§ Task goal
Give back the entire listing verbatim.

[Begin Raw records]

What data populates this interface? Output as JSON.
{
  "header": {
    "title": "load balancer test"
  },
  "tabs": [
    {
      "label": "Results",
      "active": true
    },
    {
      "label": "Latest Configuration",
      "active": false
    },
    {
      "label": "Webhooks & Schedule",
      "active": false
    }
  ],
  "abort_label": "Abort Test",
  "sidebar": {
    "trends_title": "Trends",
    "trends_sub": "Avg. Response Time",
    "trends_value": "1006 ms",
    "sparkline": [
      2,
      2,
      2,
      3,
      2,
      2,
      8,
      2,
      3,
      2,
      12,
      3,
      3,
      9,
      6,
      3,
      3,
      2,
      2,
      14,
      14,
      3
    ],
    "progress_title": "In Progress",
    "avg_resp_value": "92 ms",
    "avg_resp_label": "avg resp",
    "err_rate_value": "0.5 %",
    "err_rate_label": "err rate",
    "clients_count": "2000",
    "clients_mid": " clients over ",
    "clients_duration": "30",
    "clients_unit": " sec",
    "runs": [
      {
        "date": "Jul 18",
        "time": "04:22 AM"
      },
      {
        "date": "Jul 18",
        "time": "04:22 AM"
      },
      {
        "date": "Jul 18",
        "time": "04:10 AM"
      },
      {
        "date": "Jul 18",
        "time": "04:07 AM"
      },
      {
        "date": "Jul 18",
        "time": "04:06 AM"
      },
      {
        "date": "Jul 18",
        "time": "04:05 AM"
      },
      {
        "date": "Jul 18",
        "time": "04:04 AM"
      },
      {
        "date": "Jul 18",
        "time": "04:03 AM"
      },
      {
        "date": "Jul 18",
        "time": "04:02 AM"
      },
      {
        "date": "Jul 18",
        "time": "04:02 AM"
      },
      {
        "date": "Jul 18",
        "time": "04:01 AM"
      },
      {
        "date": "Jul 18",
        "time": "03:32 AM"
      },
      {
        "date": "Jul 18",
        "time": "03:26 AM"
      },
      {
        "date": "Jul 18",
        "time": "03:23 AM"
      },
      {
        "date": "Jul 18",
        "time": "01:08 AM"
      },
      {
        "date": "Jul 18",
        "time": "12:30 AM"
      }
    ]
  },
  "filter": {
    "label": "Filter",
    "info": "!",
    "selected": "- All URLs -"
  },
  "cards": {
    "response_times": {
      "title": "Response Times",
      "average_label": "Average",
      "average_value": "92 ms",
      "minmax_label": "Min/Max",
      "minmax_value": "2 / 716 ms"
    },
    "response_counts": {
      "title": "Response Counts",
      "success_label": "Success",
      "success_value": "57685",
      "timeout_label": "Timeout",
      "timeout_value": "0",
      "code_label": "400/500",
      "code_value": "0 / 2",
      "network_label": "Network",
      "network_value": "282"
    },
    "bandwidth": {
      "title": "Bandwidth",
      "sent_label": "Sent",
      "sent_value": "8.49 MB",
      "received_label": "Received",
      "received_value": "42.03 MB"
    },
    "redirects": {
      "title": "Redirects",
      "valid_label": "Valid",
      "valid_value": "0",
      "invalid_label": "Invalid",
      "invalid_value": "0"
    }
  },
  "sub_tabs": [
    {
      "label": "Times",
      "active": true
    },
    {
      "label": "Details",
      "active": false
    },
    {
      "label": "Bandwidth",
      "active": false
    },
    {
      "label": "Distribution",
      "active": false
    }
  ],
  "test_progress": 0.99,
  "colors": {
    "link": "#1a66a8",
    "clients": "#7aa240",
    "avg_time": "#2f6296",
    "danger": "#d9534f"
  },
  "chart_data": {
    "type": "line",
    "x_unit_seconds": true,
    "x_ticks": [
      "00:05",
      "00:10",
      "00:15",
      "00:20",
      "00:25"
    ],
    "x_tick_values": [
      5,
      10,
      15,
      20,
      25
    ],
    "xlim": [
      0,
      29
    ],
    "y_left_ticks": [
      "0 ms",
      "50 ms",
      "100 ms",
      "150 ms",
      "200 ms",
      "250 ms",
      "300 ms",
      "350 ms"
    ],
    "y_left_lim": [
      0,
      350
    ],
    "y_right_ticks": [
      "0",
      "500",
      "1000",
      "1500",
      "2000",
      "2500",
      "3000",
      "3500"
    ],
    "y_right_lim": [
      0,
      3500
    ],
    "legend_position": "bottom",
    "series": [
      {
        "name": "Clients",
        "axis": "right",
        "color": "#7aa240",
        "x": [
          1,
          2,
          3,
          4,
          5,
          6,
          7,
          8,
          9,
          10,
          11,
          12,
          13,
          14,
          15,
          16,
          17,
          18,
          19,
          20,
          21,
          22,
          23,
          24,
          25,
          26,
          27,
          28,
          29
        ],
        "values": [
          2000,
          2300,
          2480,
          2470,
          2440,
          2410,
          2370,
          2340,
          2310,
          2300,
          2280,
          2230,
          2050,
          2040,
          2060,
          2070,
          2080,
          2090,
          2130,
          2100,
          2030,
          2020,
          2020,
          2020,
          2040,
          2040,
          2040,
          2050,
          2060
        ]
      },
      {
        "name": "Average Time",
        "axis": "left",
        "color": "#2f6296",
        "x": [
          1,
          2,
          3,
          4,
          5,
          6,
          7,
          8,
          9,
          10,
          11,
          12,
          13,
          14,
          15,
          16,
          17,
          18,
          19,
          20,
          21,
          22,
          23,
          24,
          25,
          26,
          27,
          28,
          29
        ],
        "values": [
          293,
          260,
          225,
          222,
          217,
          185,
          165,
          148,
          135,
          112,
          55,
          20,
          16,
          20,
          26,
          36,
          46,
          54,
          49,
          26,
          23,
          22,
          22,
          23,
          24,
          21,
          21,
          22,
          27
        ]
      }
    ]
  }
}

[End Raw records]

§ Response to this task
What data populates this interface? Output as JSON.
{
  "header": {
    "title": "load balancer test"
  },
  "tabs": [
    {
      "label": "Results",
      "active": true
    },
    {
      "label": "Latest Configuration",
      "active": false
    },
    {
      "label": "Webhooks & Schedule",
      "active": false
    }
  ],
  "abort_label": "Abort Test",
  "sidebar": {
    "trends_title": "Trends",
    "trends_sub": "Avg. Response Time",
    "trends_value": "1006 ms",
    "sparkline": [
      2,
      2,
      2,
      3,
      2,
      2,
      8,
      2,
      3,
      2,
      12,
      3,
      3,
      9,
      6,
      3,
      3,
      2,
      2,
      14,
      14,
      3
    ],
    "progress_title": "In Progress",
    "avg_resp_value": "92 ms",
    "avg_resp_label": "avg resp",
    "err_rate_value": "0.5 %",
    "err_rate_label": "err rate",
    "clients_count": "2000",
    "clients_mid": " clients over ",
    "clients_duration": "30",
    "clients_unit": " sec",
    "runs": [
      {
        "date": "Jul 18",
        "time": "04:22 AM"
      },
      {
        "date": "Jul 18",
        "time": "04:22 AM"
      },
      {
        "date": "Jul 18",
        "time": "04:10 AM"
      },
      {
        "date": "Jul 18",
        "time": "04:07 AM"
      },
      {
        "date": "Jul 18",
        "time": "04:06 AM"
      },
      {
        "date": "Jul 18",
        "time": "04:05 AM"
      },
      {
        "date": "Jul 18",
        "time": "04:04 AM"
      },
      {
        "date": "Jul 18",
        "time": "04:03 AM"
      },
      {
        "date": "Jul 18",
        "time": "04:02 AM"
      },
      {
        "date": "Jul 18",
        "time": "04:02 AM"
      },
      {
        "date": "Jul 18",
        "time": "04:01 AM"
      },
      {
        "date": "Jul 18",
        "time": "03:32 AM"
      },
      {
        "date": "Jul 18",
        "time": "03:26 AM"
      },
      {
        "date": "Jul 18",
        "time": "03:23 AM"
      },
      {
        "date": "Jul 18",
        "time": "01:08 AM"
      },
      {
        "date": "Jul 18",
        "time": "12:30 AM"
      }
    ]
  },
  "filter": {
    "label": "Filter",
    "info": "!",
    "selected": "- All URLs -"
  },
  "cards": {
    "response_times": {
      "title": "Response Times",
      "average_label": "Average",
      "average_value": "92 ms",
      "minmax_label": "Min/Max",
      "minmax_value": "2 / 716 ms"
    },
    "response_counts": {
      "title": "Response Counts",
      "success_label": "Success",
      "success_value": "57685",
      "timeout_label": "Timeout",
      "timeout_value": "0",
      "code_label": "400/500",
      "code_value": "0 / 2",
      "network_label": "Network",
      "network_value": "282"
    },
    "bandwidth": {
      "title": "Bandwidth",
      "sent_label": "Sent",
      "sent_value": "8.49 MB",
      "received_label": "Received",
      "received_value": "42.03 MB"
    },
    "redirects": {
      "title": "Redirects",
      "valid_label": "Valid",
      "valid_value": "0",
      "invalid_label": "Invalid",
      "invalid_value": "0"
    }
  },
  "sub_tabs": [
    {
      "label": "Times",
      "active": true
    },
    {
      "label": "Details",
      "active": false
    },
    {
      "label": "Bandwidth",
      "active": false
    },
    {
      "label": "Distribution",
      "active": false
    }
  ],
  "test_progress": 0.99,
  "colors": {
    "link": "#1a66a8",
    "clients": "#7aa240",
    "avg_time": "#2f6296",
    "danger": "#d9534f"
  },
  "chart_data": {
    "type": "line",
    "x_unit_seconds": true,
    "x_ticks": [
      "00:05",
      "00:10",
      "00:15",
      "00:20",
      "00:25"
    ],
    "x_tick_values": [
      5,
      10,
      15,
      20,
      25
    ],
    "xlim": [
      0,
      29
    ],
    "y_left_ticks": [
      "0 ms",
      "50 ms",
      "100 ms",
      "150 ms",
      "200 ms",
      "250 ms",
      "300 ms",
      "350 ms"
    ],
    "y_left_lim": [
      0,
      350
    ],
    "y_right_ticks": [
      "0",
      "500",
      "1000",
      "1500",
      "2000",
      "2500",
      "3000",
      "3500"
    ],
    "y_right_lim": [
      0,
      3500
    ],
    "legend_position": "bottom",
    "series": [
      {
        "name": "Clients",
        "axis": "right",
        "color": "#7aa240",
        "x": [
          1,
          2,
          3,
          4,
          5,
          6,
          7,
          8,
          9,
          10,
          11,
          12,
          13,
          14,
          15,
          16,
          17,
          18,
          19,
          20,
          21,
          22,
          23,
          24,
          25,
          26,
          27,
          28,
          29
        ],
        "values": [
          2000,
          2300,
          2480,
          2470,
          2440,
          2410,
          2370,
          2340,
          2310,
          2300,
          2280,
          2230,
          2050,
          2040,
          2060,
          2070,
          2080,
          2090,
          2130,
          2100,
          2030,
          2020,
          2020,
          2020,
          2040,
          2040,
          2040,
          2050,
          2060
        ]
      },
      {
        "name": "Average Time",
        "axis": "left",
        "color": "#2f6296",
        "x": [
          1,
          2,
          3,
          4,
          5,
          6,
          7,
          8,
          9,
          10,
          11,
          12,
          13,
          14,
          15,
          16,
          17,
          18,
          19,
          20,
          21,
          22,
          23,
          24,
          25,
          26,
          27,
          28,
          29
        ],
        "values": [
          293,
          260,
          225,
          222,
          217,
          185,
          165,
          148,
          135,
          112,
          55,
          20,
          16,
          20,
          26,
          36,
          46,
          54,
          49,
          26,
          23,
          22,
          22,
          23,
          24,
          21,
          21,
          22,
          27
        ]
      }
    ]
  }
}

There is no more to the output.